*Set task:* In your copy, leave out the pictures and repeat the entries below exactly.

Stored records
● ● ● ● ●

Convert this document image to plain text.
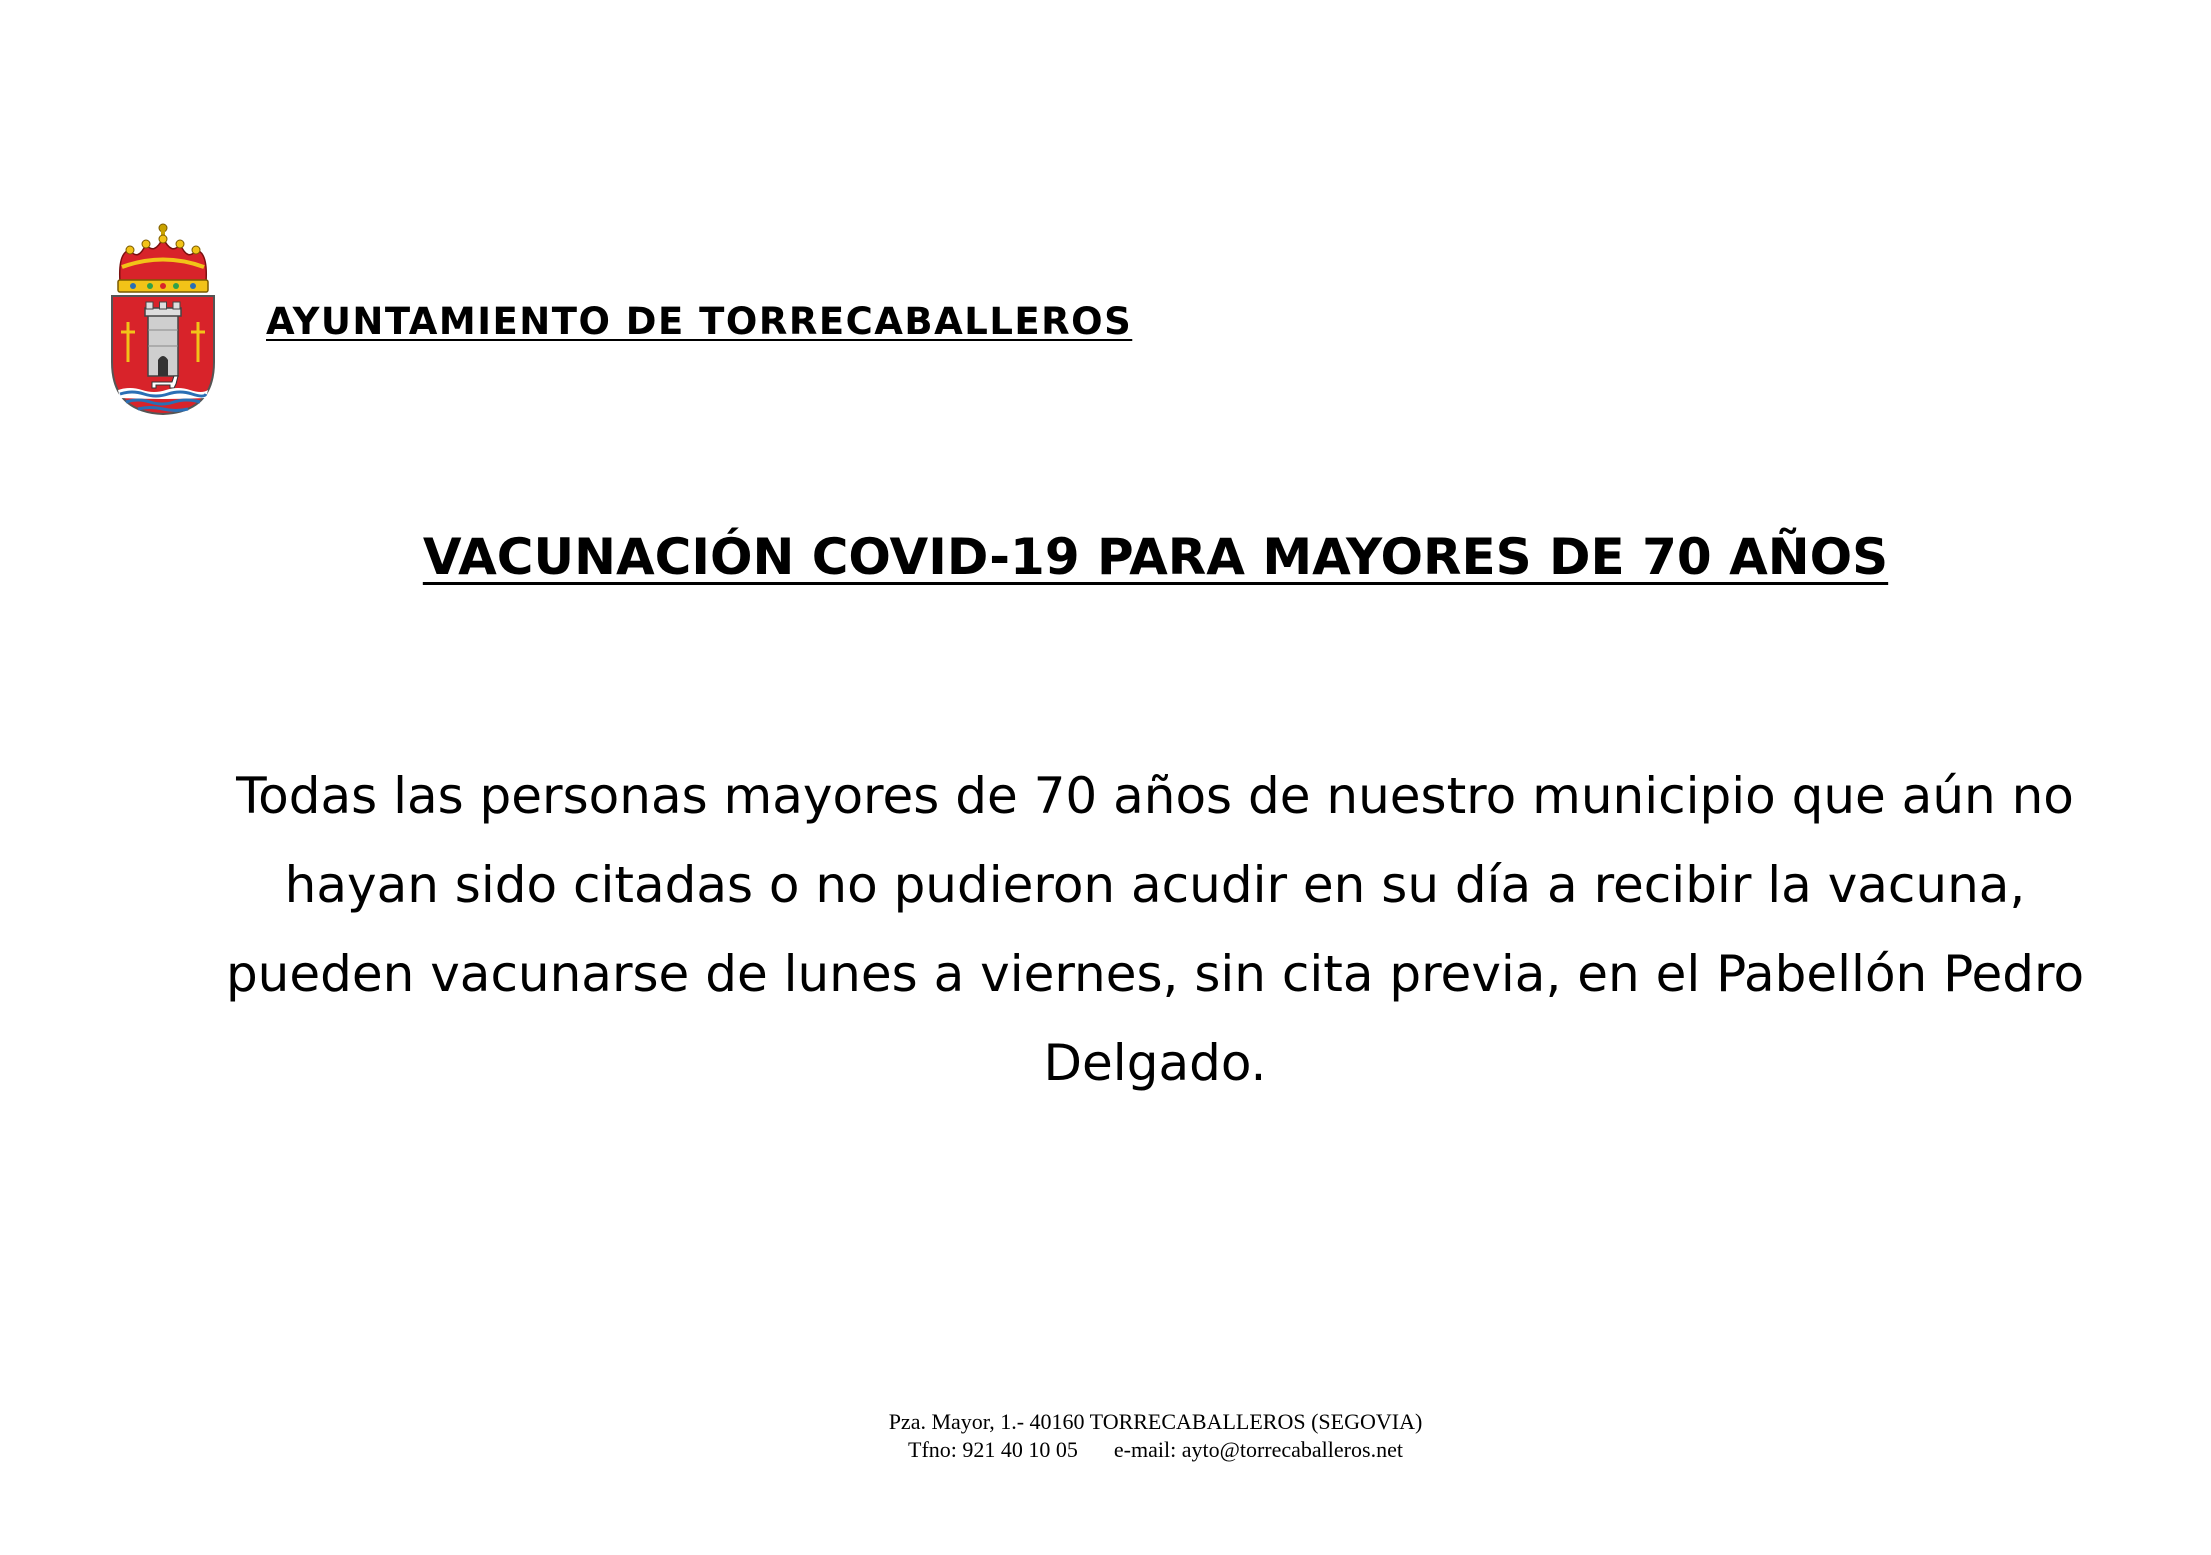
AYUNTAMIENTO DE TORRECABALLEROS
VACUNACIÓN COVID-19 PARA MAYORES DE 70 AÑOS
Todas las personas mayores de 70 años de nuestro municipio que aún no hayan sido citadas o no pudieron acudir en su día a recibir la vacuna, pueden vacunarse de lunes a viernes, sin cita previa, en el Pabellón Pedro Delgado.
Pza. Mayor, 1.- 40160 TORRECABALLEROS (SEGOVIA)
Tfno: 921 40 10 05 e-mail: ayto@torrecaballeros.net
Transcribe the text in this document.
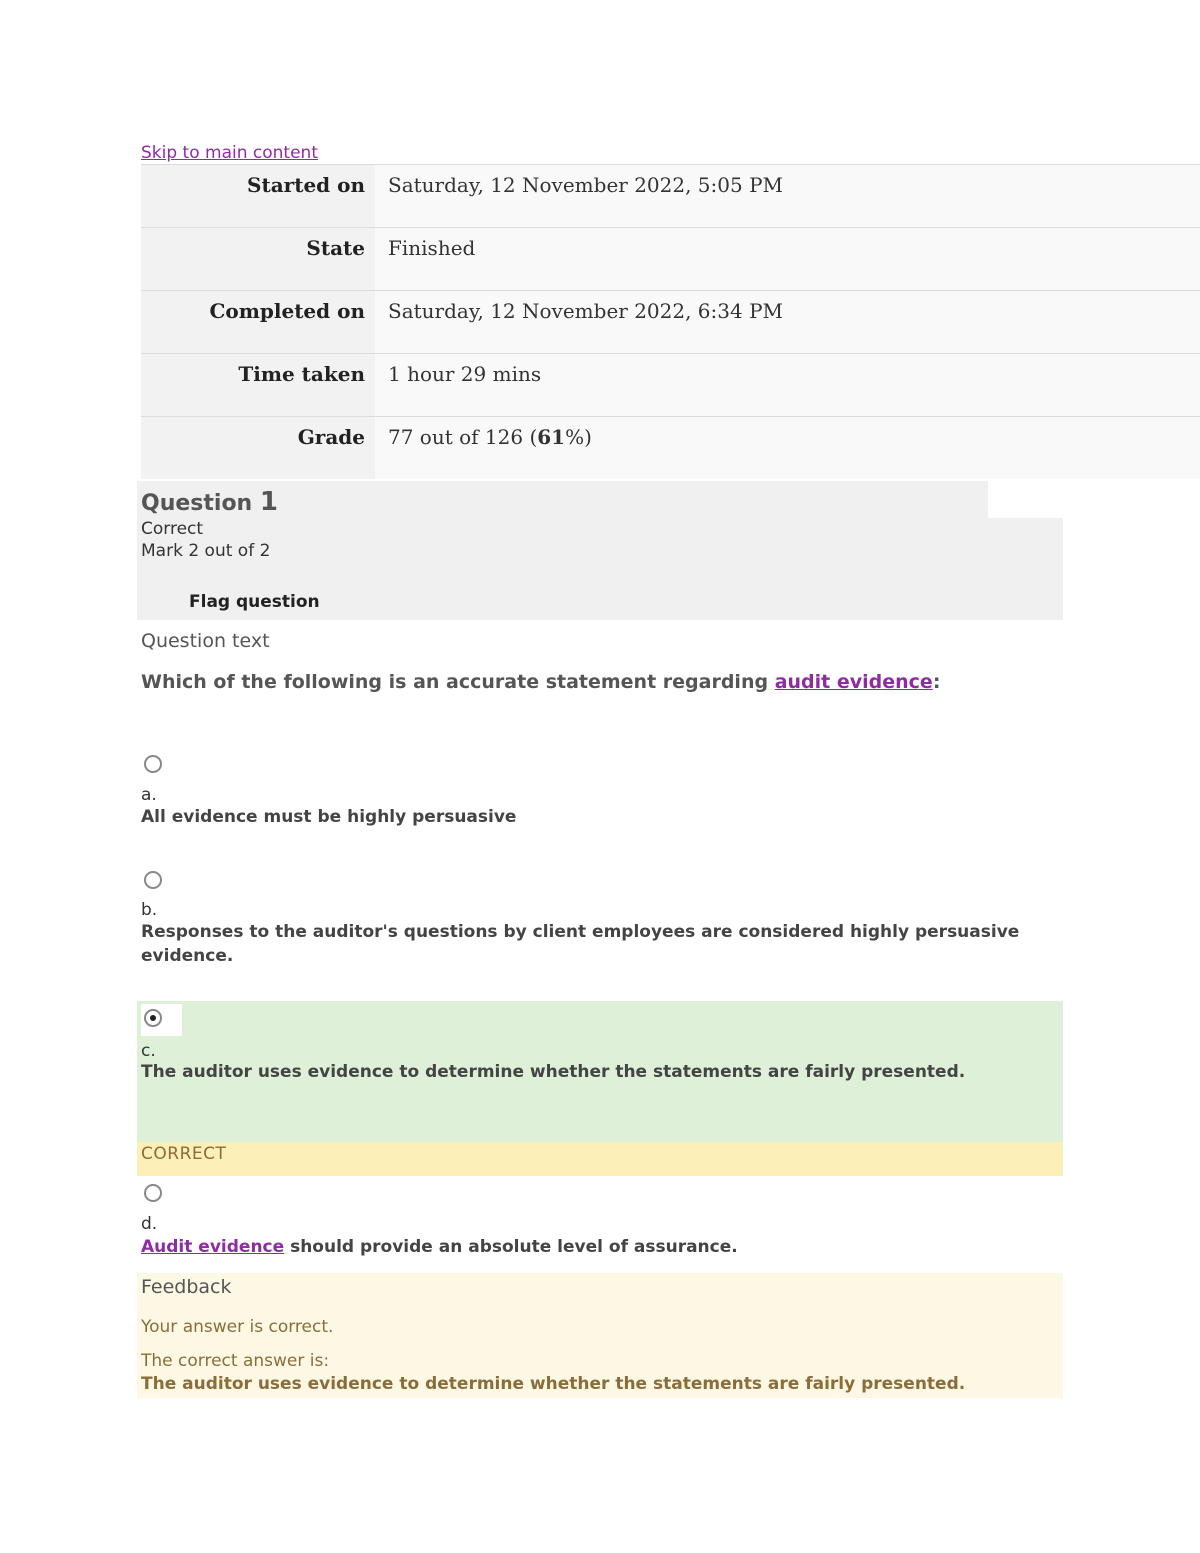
Skip to main content
Started on	Saturday, 12 November 2022, 5:05 PM
State	Finished
Completed on	Saturday, 12 November 2022, 6:34 PM
Time taken	1 hour 29 mins
Grade	77 out of 126 (61%)
Question 1
Correct
Mark 2 out of 2
Flag question
Question text
Which of the following is an accurate statement regarding audit evidence:
a.
All evidence must be highly persuasive
b.
Responses to the auditor's questions by client employees are considered highly persuasive evidence.
c.
The auditor uses evidence to determine whether the statements are fairly presented.
CORRECT
d.
Audit evidence should provide an absolute level of assurance.
Feedback
Your answer is correct.
The correct answer is:
The auditor uses evidence to determine whether the statements are fairly presented.
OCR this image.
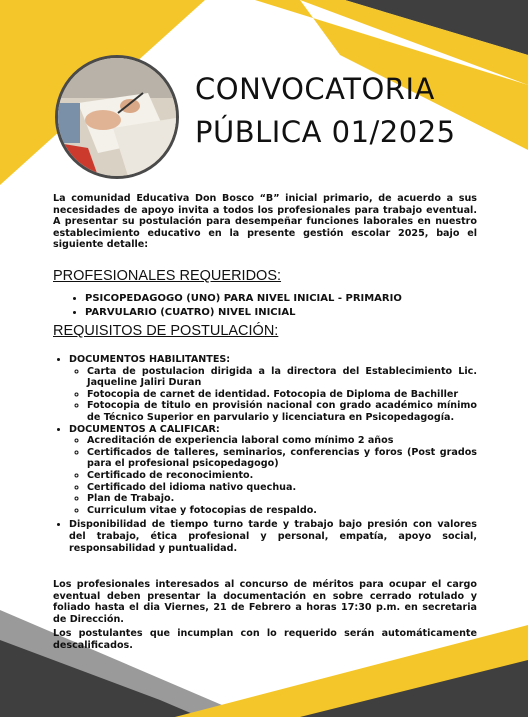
CONVOCATORIA
PÚBLICA 01/2025
La comunidad Educativa Don Bosco “B” inicial primario, de acuerdo a sus necesidades de apoyo invita a todos los profesionales para trabajo eventual. A presentar su postulación para desempeñar funciones laborales en nuestro establecimiento educativo en la presente gestión escolar 2025, bajo el siguiente detalle:
PROFESIONALES REQUERIDOS:
• PSICOPEDAGOGO (UNO) PARA NIVEL INICIAL - PRIMARIO
• PARVULARIO (CUATRO) NIVEL INICIAL
REQUISITOS DE POSTULACIÓN:
• DOCUMENTOS HABILITANTES:
◦ Carta de postulacion dirigida a la directora del Establecimiento Lic. Jaqueline Jaliri Duran
◦ Fotocopia de carnet de identidad. Fotocopia de Diploma de Bachiller
◦ Fotocopia de titulo en provisión nacional con grado académico mínimo de Técnico Superior en parvulario y licenciatura en Psicopedagogía.
• DOCUMENTOS A CALIFICAR:
◦ Acreditación de experiencia laboral como mínimo 2 años
◦ Certificados de talleres, seminarios, conferencias y foros (Post grados para el profesional psicopedagogo)
◦ Certificado de reconocimiento.
◦ Certificado del idioma nativo quechua.
◦ Plan de Trabajo.
◦ Curriculum vitae y fotocopias de respaldo.
• Disponibilidad de tiempo turno tarde y trabajo bajo presión con valores del trabajo, ética profesional y personal, empatía, apoyo social, responsabilidad y puntualidad.
Los profesionales interesados al concurso de méritos para ocupar el cargo eventual deben presentar la documentación en sobre cerrado rotulado y foliado hasta el dia Viernes, 21 de Febrero a horas 17:30 p.m. en secretaria de Dirección.
Los postulantes que incumplan con lo requerido serán automáticamente descalificados.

● ● ● ● ●

*Exercise response:*
Convert this document image to plain text.
AYUNTAMIENTO DE TORRECABALLEROS
VACUNACIÓN COVID-19 PARA MAYORES DE 70 AÑOS
Todas las personas mayores de 70 años de nuestro municipio que aún no hayan sido citadas o no pudieron acudir en su día a recibir la vacuna, pueden vacunarse de lunes a viernes, sin cita previa, en el Pabellón Pedro Delgado.
Pza. Mayor, 1.- 40160 TORRECABALLEROS (SEGOVIA)
Tfno: 921 40 10 05 e-mail: ayto@torrecaballeros.net
Transcribe the text in this document.
Skip to main content
Started on	Saturday, 12 November 2022, 5:05 PM
State	Finished
Completed on	Saturday, 12 November 2022, 6:34 PM
Time taken	1 hour 29 mins
Grade	77 out of 126 (61%)
Question 1
Correct
Mark 2 out of 2
Flag question
Question text
Which of the following is an accurate statement regarding audit evidence:
a.
All evidence must be highly persuasive
b.
Responses to the auditor's questions by client employees are considered highly persuasive evidence.
c.
The auditor uses evidence to determine whether the statements are fairly presented.
CORRECT
d.
Audit evidence should provide an absolute level of assurance.
Feedback
Your answer is correct.
The correct answer is:
The auditor uses evidence to determine whether the statements are fairly presented.
OCR this image.
CONVOCATORIA
PÚBLICA 01/2025
La comunidad Educativa Don Bosco “B” inicial primario, de acuerdo a sus necesidades de apoyo invita a todos los profesionales para trabajo eventual. A presentar su postulación para desempeñar funciones laborales en nuestro establecimiento educativo en la presente gestión escolar 2025, bajo el siguiente detalle:
PROFESIONALES REQUERIDOS:
• PSICOPEDAGOGO (UNO) PARA NIVEL INICIAL - PRIMARIO
• PARVULARIO (CUATRO) NIVEL INICIAL
REQUISITOS DE POSTULACIÓN:
• DOCUMENTOS HABILITANTES:
◦ Carta de postulacion dirigida a la directora del Establecimiento Lic. Jaqueline Jaliri Duran
◦ Fotocopia de carnet de identidad. Fotocopia de Diploma de Bachiller
◦ Fotocopia de titulo en provisión nacional con grado académico mínimo de Técnico Superior en parvulario y licenciatura en Psicopedagogía.
• DOCUMENTOS A CALIFICAR:
◦ Acreditación de experiencia laboral como mínimo 2 años
◦ Certificados de talleres, seminarios, conferencias y foros (Post grados para el profesional psicopedagogo)
◦ Certificado de reconocimiento.
◦ Certificado del idioma nativo quechua.
◦ Plan de Trabajo.
◦ Curriculum vitae y fotocopias de respaldo.
• Disponibilidad de tiempo turno tarde y trabajo bajo presión con valores del trabajo, ética profesional y personal, empatía, apoyo social, responsabilidad y puntualidad.
Los profesionales interesados al concurso de méritos para ocupar el cargo eventual deben presentar la documentación en sobre cerrado rotulado y foliado hasta el dia Viernes, 21 de Febrero a horas 17:30 p.m. en secretaria de Dirección.
Los postulantes que incumplan con lo requerido serán automáticamente descalificados.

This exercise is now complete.